- **Short task**
Copy out, from the entries below, each line holding the string "price".

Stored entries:
======
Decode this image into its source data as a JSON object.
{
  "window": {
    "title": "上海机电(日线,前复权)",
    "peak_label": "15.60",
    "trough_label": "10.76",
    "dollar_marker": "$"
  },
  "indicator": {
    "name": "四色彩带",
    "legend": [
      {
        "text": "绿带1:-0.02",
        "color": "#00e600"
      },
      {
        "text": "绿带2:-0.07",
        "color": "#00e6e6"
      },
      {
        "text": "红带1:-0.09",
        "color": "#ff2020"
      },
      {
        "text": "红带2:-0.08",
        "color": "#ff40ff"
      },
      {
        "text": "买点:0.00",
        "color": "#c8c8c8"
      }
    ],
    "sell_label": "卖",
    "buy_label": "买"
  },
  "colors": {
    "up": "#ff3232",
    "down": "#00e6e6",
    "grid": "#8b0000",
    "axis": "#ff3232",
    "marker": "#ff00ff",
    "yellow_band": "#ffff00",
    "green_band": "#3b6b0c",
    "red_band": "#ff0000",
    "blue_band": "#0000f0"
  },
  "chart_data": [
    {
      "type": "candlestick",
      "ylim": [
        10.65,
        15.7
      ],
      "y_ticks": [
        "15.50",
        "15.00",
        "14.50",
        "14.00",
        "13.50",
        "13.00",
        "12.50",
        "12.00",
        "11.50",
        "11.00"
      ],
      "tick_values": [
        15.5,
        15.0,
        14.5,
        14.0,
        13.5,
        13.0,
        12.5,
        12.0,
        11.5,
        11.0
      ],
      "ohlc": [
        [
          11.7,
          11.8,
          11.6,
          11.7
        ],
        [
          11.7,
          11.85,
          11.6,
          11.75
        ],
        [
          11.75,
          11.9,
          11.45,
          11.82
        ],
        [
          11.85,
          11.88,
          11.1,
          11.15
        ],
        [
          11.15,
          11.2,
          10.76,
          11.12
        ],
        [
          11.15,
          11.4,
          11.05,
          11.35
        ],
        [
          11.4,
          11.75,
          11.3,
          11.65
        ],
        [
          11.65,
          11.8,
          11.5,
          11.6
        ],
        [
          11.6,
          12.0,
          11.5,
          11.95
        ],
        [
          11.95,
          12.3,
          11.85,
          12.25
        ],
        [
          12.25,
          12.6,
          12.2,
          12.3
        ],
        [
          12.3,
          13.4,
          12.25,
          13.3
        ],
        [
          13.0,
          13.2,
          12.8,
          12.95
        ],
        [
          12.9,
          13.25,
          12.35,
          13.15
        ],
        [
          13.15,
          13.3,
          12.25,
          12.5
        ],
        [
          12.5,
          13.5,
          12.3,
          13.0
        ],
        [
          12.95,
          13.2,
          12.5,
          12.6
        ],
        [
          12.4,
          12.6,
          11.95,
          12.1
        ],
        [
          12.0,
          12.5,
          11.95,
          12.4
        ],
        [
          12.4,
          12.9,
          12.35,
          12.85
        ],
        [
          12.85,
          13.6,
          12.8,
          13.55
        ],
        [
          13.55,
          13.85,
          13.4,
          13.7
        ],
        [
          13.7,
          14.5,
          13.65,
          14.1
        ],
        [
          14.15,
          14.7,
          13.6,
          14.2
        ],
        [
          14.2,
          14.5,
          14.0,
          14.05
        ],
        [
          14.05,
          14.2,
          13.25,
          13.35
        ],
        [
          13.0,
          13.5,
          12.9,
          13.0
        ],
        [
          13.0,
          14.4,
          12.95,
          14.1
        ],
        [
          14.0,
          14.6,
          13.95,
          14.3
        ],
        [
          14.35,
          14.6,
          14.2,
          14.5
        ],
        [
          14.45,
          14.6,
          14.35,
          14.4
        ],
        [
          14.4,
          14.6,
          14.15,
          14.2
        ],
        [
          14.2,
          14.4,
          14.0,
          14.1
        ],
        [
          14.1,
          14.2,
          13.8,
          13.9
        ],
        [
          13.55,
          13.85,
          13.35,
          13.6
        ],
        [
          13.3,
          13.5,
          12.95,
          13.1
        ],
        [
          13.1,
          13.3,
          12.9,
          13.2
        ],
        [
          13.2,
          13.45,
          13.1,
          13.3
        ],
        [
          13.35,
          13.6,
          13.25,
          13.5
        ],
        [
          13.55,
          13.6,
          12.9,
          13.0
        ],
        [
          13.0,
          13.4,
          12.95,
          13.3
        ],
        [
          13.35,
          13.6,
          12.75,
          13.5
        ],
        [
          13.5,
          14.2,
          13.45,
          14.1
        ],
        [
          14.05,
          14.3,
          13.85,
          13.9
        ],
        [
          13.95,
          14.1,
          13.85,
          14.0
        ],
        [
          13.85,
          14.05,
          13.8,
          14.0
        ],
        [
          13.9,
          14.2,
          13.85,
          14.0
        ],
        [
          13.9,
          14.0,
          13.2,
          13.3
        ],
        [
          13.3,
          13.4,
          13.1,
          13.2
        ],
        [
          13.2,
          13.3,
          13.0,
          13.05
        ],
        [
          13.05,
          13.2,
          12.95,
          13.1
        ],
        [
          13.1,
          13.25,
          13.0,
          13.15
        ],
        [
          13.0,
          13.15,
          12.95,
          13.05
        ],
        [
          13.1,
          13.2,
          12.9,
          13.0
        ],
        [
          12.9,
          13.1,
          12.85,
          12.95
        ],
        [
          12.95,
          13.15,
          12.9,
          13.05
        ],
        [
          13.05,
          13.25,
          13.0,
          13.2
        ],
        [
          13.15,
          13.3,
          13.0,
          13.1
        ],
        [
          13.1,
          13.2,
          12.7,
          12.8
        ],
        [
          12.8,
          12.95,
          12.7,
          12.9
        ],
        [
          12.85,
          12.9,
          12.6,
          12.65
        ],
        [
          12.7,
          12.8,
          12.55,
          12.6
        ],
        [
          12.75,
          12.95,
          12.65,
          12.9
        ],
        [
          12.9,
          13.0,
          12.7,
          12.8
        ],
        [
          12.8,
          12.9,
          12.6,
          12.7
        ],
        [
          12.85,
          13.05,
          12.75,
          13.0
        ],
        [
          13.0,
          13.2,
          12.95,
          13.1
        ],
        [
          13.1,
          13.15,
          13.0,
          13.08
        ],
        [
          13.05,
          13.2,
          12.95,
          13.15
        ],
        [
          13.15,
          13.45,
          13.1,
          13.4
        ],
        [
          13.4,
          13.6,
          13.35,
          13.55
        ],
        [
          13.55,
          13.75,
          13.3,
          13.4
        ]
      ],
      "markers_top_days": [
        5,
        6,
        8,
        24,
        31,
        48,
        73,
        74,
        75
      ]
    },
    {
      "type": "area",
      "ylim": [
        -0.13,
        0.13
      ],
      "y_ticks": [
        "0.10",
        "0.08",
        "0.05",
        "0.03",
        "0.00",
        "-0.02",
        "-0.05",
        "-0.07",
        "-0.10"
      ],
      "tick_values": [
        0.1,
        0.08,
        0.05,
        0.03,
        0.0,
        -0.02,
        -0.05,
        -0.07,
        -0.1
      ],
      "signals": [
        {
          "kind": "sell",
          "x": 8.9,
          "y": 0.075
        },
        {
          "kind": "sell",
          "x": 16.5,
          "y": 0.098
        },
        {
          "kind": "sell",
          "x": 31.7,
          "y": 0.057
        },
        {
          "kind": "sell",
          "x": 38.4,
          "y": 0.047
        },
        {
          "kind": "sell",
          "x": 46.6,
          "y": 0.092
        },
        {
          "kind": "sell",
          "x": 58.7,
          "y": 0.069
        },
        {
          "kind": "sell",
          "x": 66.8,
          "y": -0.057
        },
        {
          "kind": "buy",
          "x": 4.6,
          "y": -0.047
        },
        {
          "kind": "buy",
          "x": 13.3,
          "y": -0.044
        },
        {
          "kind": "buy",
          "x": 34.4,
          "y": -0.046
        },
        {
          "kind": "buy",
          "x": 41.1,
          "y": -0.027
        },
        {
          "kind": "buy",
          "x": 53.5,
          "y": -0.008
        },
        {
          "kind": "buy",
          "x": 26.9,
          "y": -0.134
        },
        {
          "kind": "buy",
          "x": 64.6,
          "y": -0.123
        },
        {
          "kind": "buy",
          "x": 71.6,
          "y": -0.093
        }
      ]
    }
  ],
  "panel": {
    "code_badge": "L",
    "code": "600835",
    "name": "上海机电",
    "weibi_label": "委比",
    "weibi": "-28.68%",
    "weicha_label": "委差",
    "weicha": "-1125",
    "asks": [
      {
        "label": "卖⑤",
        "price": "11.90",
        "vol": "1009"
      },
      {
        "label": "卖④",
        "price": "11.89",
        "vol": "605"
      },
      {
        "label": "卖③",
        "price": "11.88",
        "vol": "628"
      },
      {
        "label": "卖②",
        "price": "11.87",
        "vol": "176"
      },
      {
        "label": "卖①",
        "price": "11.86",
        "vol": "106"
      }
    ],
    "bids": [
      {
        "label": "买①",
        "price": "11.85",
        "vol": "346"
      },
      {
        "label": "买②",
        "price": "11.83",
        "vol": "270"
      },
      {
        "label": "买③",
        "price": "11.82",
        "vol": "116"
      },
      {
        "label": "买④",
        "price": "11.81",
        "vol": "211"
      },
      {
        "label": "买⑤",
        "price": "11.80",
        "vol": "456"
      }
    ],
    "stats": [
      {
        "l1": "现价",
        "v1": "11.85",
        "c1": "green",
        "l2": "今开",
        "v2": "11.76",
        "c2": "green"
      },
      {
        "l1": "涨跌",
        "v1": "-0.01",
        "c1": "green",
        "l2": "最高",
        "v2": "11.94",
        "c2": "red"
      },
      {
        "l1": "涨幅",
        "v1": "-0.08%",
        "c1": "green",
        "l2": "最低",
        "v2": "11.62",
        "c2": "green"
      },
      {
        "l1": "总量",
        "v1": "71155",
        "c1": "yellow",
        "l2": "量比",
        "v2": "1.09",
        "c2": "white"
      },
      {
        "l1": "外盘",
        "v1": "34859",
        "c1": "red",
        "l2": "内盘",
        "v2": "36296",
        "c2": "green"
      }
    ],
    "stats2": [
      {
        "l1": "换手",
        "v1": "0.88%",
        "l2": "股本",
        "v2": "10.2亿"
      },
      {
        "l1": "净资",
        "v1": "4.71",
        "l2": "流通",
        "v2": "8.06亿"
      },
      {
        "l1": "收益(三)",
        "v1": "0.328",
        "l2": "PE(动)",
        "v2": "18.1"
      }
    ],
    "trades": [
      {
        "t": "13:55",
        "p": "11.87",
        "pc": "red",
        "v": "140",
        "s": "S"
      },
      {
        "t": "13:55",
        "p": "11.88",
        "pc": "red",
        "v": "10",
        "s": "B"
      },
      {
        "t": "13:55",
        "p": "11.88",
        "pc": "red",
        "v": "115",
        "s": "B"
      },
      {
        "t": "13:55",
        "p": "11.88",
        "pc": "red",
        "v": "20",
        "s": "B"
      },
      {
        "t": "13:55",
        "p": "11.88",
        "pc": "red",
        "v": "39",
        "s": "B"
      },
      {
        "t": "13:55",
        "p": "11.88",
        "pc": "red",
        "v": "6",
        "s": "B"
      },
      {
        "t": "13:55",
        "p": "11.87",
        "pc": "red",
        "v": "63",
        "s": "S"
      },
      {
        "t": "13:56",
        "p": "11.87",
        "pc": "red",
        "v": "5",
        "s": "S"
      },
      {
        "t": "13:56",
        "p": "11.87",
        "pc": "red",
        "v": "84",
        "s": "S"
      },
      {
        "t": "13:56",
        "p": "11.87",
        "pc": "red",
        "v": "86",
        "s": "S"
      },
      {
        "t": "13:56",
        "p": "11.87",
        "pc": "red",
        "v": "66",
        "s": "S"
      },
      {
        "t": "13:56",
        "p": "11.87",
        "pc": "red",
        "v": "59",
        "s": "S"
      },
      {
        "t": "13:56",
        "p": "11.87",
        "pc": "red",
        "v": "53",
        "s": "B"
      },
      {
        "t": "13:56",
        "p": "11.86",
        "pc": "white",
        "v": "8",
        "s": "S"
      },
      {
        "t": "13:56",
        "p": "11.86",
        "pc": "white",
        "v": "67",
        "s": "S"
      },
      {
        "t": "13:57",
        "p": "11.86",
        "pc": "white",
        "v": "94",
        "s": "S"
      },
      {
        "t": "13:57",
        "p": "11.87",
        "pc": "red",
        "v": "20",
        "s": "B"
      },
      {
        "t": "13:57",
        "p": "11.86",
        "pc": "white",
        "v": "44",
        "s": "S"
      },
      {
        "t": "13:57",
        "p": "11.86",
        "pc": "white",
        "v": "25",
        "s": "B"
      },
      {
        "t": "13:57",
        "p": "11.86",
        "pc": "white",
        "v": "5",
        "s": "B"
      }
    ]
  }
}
======
- **Response below**
        "price": "11.90",
        "price": "11.89",
        "price": "11.88",
        "price": "11.87",
        "price": "11.86",
        "price": "11.85",
        "price": "11.83",
        "price": "11.82",
        "price": "11.81",
        "price": "11.80",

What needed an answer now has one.